▸ **INSTRUCTIONS TO FOLLOW**: Please transcribe the forum thread about the Windows 10 admin issue word for word, in full.

▸ **SOURCE DOCUMENT**:
-- Start --

# Windows 10 admin issue



## bluebirdbabe (Mar 18, 2011)

I recently upgraded to windows 10 and it won't let me sign in as admin, telling me the account is blocked to contact my systems administrator (me) :banghead:

I've tried emailing them, posting on their forum, I've gotten replies to my emails telling me to post in the forum on the forum one of their people told me to email them 

I've tried activating one of the hidden admin accounts result error 5, Changing; Account Type in Control Panel, in netplwiz and Command Prompt, in Run, in repair mode, all stop me with whiten out boxes, error 5, account blocked or account locked - please sign in as administrator to access this feature :banghead: _

Please someone help, I cant open files, or update anything!

To think I used to just right click and run as administrator


----------



## Frost_Byte (Oct 18, 2015)

Hello, Did you by chance install any piece of software like Ultimate Windows Tweaker or apply any settings somehow that might be locking your account out of privilege? When you initially installed the OS how did you do it procedure wise?


----------



## spunk.funk (May 13, 2010)

-- End --

Spatial annotation entries
-- Start --

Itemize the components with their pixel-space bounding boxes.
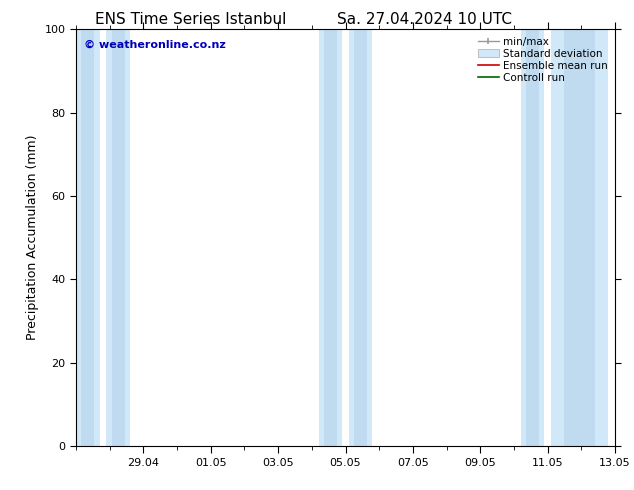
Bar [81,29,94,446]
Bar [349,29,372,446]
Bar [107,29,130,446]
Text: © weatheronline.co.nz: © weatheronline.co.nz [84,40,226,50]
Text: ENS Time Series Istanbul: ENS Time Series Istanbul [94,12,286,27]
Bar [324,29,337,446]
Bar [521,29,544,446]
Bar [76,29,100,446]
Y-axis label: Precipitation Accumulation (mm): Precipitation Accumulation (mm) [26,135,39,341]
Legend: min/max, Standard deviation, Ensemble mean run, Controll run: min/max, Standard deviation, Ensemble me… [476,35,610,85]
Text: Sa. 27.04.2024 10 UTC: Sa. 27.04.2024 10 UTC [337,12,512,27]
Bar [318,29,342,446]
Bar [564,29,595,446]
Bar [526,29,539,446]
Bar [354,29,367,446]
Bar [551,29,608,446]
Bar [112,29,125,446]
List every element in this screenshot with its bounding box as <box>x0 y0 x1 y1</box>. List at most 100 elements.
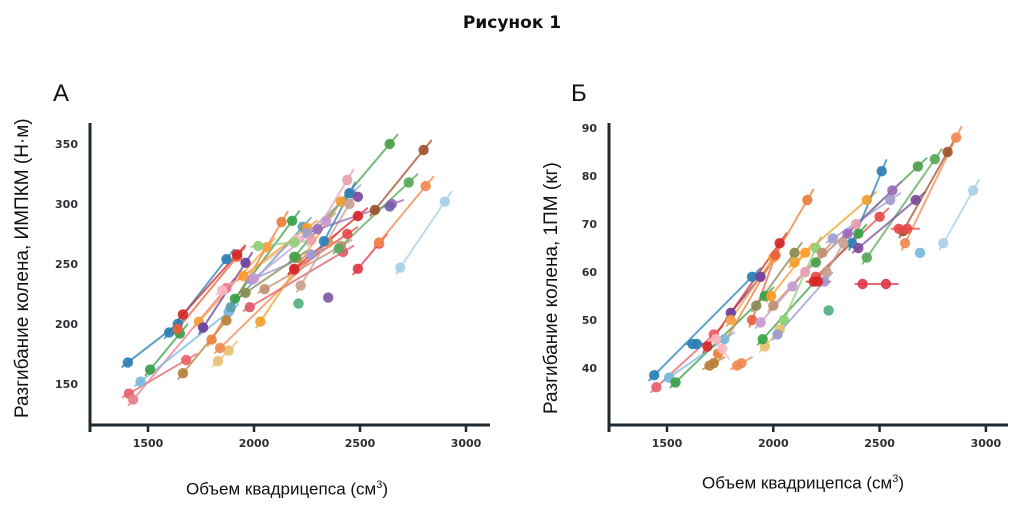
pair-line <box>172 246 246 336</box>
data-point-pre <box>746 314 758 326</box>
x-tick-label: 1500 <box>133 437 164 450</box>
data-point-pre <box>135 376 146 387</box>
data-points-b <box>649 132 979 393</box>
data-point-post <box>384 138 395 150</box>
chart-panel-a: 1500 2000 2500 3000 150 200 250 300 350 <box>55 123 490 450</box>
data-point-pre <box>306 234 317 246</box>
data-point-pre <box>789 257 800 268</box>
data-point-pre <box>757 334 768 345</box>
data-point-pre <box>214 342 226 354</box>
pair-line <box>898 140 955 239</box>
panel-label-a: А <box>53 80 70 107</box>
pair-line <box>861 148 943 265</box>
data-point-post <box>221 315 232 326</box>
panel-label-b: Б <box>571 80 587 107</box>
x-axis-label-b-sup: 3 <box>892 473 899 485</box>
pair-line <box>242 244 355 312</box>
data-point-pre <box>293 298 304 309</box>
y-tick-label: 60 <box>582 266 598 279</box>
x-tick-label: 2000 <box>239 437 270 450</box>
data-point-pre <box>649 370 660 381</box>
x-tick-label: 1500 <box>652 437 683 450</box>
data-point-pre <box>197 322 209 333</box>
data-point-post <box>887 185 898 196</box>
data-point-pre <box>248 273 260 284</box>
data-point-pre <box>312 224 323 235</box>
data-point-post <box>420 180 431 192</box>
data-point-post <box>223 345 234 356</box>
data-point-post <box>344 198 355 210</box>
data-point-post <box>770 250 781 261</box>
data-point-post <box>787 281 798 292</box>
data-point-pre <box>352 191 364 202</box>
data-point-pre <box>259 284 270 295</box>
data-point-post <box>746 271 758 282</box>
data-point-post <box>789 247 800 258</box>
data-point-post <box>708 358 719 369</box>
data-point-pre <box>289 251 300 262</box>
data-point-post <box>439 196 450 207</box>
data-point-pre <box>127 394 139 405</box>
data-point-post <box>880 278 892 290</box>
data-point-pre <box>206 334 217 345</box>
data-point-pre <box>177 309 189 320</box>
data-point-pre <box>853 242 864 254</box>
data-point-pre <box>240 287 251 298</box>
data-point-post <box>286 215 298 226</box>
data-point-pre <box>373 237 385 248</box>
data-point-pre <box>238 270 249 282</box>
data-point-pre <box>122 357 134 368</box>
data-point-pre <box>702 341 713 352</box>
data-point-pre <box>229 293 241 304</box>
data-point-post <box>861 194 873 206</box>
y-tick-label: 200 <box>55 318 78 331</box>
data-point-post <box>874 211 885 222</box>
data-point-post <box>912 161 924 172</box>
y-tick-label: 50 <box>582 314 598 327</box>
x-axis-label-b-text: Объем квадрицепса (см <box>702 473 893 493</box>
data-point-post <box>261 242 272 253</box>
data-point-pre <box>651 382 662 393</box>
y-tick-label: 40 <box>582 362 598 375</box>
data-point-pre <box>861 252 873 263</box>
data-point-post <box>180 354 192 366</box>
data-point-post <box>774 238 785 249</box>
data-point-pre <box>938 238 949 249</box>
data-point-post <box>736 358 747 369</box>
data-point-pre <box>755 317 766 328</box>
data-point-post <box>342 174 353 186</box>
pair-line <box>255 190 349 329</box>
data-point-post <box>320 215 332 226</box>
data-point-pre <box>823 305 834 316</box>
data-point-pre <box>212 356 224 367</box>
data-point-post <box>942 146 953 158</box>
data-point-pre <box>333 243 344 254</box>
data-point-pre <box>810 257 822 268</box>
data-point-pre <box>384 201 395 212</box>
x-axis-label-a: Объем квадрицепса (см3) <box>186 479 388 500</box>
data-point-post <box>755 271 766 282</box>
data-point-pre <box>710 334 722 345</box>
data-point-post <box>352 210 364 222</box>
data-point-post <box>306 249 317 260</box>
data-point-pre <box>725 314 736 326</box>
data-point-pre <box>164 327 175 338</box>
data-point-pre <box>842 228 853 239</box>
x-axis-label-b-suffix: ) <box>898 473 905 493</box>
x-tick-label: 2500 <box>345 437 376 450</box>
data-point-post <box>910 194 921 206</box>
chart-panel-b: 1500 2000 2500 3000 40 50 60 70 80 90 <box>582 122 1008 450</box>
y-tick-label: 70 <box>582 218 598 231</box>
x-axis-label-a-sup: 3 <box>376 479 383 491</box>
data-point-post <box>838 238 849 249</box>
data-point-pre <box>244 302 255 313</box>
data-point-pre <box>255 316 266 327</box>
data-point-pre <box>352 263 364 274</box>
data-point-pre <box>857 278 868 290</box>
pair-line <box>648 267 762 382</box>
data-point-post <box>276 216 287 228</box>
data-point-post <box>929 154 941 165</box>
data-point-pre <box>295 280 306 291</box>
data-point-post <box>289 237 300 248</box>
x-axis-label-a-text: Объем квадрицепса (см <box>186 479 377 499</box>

-- End --

▸ **EXERCISE RESPONSE**:
# Windows 10 admin issue



## bluebirdbabe (Mar 18, 2011)

I recently upgraded to windows 10 and it won't let me sign in as admin, telling me the account is blocked to contact my systems administrator (me) :banghead:

I've tried emailing them, posting on their forum, I've gotten replies to my emails telling me to post in the forum on the forum one of their people told me to email them 

I've tried activating one of the hidden admin accounts result error 5, Changing; Account Type in Control Panel, in netplwiz and Command Prompt, in Run, in repair mode, all stop me with whiten out boxes, error 5, account blocked or account locked - please sign in as administrator to access this feature :banghead: _

Please someone help, I cant open files, or update anything!

To think I used to just right click and run as administrator


----------



## Frost_Byte (Oct 18, 2015)

Hello, Did you by chance install any piece of software like Ultimate Windows Tweaker or apply any settings somehow that might be locking your account out of privilege? When you initially installed the OS how did you do it procedure wise?


----------



## spunk.funk (May 13, 2010)